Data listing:
|---|

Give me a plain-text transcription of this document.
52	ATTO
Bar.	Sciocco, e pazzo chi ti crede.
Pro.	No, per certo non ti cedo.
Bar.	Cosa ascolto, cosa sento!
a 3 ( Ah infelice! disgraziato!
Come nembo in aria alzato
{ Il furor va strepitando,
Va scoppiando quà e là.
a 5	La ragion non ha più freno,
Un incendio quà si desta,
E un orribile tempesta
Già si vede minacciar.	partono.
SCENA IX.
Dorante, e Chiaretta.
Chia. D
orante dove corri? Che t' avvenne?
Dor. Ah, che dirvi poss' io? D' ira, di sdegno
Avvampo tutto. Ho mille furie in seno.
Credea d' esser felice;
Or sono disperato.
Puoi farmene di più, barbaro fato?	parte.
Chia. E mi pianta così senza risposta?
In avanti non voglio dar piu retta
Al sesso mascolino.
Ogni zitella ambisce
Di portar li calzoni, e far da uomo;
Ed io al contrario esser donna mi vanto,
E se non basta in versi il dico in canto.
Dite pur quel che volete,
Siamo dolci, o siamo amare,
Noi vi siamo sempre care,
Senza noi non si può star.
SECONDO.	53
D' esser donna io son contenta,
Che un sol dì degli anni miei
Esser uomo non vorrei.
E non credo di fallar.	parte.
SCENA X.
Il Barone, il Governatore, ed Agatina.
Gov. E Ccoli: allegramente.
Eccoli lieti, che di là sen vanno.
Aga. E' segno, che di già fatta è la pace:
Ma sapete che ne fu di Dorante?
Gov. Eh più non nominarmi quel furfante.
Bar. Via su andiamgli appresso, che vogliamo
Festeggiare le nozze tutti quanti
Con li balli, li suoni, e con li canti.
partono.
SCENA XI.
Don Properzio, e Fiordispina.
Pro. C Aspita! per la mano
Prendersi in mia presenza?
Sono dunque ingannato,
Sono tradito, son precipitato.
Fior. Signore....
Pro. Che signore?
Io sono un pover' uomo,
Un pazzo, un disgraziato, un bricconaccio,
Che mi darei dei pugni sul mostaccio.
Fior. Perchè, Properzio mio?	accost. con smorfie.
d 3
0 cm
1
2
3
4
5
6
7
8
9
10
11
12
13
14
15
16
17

|---|

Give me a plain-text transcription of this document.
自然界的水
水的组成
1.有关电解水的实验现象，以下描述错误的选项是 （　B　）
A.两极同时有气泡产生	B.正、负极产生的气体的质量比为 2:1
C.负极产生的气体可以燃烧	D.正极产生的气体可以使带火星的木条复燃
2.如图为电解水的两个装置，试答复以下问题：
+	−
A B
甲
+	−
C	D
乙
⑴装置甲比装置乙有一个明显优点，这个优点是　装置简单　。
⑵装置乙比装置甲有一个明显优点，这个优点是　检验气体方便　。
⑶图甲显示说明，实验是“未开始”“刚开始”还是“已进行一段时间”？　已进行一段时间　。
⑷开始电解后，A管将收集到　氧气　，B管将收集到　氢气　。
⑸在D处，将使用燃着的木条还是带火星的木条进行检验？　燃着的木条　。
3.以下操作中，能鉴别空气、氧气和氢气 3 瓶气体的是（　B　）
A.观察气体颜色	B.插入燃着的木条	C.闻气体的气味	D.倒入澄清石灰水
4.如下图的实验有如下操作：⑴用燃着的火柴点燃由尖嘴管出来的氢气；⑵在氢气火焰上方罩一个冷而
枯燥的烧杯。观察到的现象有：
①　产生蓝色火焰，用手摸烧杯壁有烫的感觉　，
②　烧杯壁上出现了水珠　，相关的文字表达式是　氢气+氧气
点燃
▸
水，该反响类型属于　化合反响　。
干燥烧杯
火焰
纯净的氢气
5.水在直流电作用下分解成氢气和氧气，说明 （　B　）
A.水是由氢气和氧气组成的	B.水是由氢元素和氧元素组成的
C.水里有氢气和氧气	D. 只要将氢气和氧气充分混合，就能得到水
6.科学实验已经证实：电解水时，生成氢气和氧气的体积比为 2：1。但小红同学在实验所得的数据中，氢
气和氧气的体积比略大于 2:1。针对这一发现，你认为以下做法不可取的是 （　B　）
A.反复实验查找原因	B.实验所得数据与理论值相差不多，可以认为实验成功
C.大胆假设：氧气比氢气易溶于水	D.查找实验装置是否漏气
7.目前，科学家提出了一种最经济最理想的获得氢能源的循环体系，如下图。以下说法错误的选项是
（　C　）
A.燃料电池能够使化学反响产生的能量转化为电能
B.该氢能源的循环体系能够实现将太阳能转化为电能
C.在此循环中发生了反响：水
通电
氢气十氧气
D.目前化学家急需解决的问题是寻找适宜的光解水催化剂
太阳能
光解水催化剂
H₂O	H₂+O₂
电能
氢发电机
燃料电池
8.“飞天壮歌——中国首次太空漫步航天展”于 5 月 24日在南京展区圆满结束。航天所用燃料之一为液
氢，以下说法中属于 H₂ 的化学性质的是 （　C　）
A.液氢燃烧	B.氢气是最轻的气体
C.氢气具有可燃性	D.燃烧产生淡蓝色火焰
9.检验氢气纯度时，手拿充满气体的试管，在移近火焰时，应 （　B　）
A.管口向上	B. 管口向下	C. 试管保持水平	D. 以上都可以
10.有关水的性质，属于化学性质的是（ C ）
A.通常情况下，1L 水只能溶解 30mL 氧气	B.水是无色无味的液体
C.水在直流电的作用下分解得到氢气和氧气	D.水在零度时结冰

|---|

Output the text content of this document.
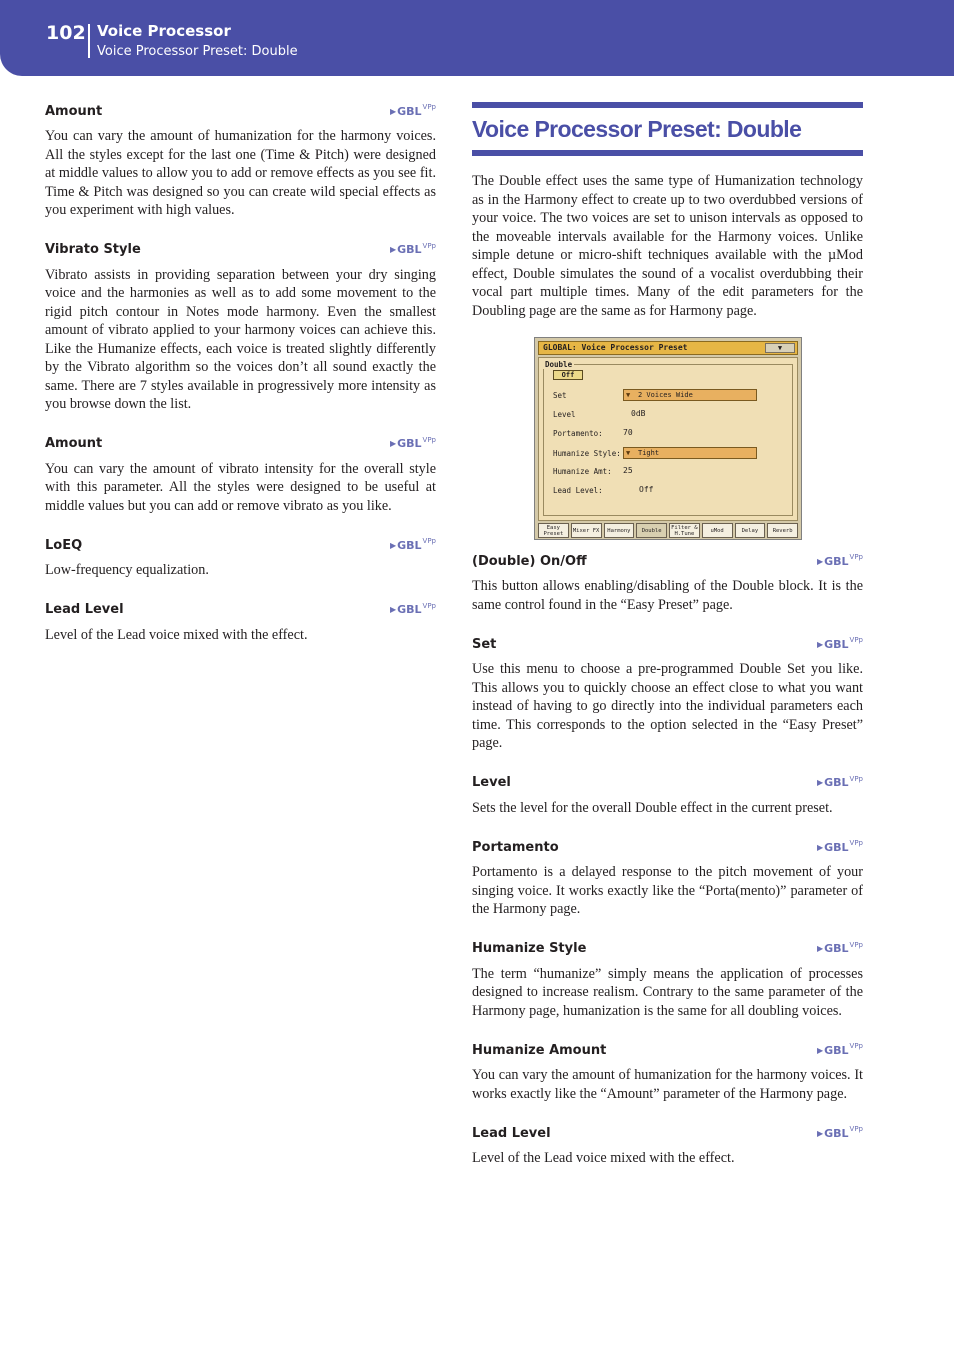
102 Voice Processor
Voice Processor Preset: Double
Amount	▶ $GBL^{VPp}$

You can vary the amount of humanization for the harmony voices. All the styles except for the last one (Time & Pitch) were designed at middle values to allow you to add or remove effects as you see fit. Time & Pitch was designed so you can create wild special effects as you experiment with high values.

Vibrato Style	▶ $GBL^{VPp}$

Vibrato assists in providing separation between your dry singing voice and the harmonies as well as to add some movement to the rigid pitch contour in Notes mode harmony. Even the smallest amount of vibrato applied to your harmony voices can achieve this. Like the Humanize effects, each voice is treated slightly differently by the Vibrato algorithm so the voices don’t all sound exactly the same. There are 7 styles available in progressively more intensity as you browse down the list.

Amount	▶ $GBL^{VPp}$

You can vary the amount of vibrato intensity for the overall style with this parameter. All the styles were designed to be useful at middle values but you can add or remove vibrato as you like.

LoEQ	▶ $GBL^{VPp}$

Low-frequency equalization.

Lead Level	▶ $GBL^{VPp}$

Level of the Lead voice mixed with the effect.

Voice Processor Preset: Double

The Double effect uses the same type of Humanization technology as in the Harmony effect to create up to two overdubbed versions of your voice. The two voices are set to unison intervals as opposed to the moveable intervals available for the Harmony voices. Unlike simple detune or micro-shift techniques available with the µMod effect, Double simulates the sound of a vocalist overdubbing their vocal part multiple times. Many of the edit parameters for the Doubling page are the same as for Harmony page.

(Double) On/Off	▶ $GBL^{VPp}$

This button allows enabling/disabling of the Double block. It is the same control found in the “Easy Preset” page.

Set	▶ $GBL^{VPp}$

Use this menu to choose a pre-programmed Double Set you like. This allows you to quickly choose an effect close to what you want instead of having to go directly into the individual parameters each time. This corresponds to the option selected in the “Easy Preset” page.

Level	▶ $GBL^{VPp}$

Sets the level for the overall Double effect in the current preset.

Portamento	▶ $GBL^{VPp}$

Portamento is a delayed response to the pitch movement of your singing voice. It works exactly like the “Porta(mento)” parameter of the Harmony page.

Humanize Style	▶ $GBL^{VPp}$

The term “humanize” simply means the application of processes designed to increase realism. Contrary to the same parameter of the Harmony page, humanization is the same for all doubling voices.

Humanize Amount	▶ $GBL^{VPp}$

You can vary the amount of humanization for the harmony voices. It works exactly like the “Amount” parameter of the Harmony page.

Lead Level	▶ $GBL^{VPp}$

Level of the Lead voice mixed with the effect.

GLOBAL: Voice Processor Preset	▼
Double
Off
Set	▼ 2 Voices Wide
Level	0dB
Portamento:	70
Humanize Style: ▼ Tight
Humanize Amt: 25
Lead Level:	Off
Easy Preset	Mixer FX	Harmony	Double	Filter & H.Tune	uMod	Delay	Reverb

|---|

DIRECTIVE: Check each line of the data above for the word "pazzo" and say how many lines have it. Give the number alone.

RESULT OF THE TASK: 2